■ Aim of the exercise
Copy the passage on affirming the judgment word for word, between "We have examined" and "affirmed, with costs.", inclusive.
[Opening Extract provided section]
We have examined all the errors which we think are presented by the record, and finding none of them well assigned, the judgment must be affirmed, with costs.
[Closing Extract provided section]
[Opening Extracted records section]
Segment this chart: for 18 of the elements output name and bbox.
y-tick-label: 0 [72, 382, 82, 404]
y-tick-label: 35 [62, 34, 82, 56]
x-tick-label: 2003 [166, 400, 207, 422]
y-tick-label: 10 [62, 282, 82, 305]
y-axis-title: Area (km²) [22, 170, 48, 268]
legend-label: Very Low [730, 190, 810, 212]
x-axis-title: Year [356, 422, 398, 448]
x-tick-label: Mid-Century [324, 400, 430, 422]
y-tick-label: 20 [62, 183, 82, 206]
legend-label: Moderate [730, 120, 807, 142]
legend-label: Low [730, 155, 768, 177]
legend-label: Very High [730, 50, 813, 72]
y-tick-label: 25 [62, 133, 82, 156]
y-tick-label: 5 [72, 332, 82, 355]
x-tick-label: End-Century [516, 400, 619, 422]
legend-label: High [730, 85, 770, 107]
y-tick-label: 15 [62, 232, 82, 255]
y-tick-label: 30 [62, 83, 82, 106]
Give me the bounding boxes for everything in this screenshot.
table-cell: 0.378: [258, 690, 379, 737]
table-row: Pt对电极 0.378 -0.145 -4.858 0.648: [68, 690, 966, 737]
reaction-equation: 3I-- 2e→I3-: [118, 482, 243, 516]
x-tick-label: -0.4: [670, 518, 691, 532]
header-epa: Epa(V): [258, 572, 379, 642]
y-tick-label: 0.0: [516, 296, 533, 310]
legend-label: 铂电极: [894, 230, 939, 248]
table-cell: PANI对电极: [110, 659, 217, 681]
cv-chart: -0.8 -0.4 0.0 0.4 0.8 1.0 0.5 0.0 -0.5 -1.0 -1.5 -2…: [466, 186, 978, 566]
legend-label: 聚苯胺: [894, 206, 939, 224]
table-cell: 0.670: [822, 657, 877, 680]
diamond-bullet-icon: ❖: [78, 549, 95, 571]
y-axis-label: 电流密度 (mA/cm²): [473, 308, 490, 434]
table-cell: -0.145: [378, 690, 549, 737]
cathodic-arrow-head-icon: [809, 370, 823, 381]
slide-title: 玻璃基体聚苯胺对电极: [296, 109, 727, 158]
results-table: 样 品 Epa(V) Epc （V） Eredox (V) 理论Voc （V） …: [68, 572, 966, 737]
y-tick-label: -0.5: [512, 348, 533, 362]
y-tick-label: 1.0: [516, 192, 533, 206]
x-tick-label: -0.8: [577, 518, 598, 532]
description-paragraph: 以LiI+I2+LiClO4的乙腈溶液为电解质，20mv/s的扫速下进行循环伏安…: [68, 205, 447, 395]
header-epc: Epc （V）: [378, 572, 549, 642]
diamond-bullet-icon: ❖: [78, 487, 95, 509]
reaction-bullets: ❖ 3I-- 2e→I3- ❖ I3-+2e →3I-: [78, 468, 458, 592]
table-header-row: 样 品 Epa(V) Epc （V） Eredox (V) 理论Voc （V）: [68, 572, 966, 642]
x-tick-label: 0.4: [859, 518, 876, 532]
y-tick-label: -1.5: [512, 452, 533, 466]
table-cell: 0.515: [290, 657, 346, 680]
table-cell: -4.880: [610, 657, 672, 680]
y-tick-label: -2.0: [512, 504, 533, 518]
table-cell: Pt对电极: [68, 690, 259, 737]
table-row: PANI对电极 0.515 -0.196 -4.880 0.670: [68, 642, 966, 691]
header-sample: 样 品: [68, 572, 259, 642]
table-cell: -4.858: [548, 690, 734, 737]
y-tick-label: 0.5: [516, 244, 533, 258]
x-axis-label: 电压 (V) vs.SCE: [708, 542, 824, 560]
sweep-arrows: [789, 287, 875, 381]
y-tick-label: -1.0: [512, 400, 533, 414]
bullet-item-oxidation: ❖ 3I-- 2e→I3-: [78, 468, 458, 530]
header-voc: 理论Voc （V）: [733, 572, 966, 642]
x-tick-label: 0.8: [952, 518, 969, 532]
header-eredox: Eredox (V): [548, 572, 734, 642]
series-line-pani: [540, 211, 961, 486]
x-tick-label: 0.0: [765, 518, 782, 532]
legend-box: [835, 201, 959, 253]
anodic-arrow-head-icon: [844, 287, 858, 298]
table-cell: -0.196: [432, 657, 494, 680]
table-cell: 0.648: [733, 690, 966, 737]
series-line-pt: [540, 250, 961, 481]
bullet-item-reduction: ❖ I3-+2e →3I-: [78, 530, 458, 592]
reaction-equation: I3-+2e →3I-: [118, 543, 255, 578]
[Closing Extracted records section]
■ Exercise response
We have examined all the errors which we think are presented by the record, and finding none of them well assigned, the judgment must be affirmed, with costs.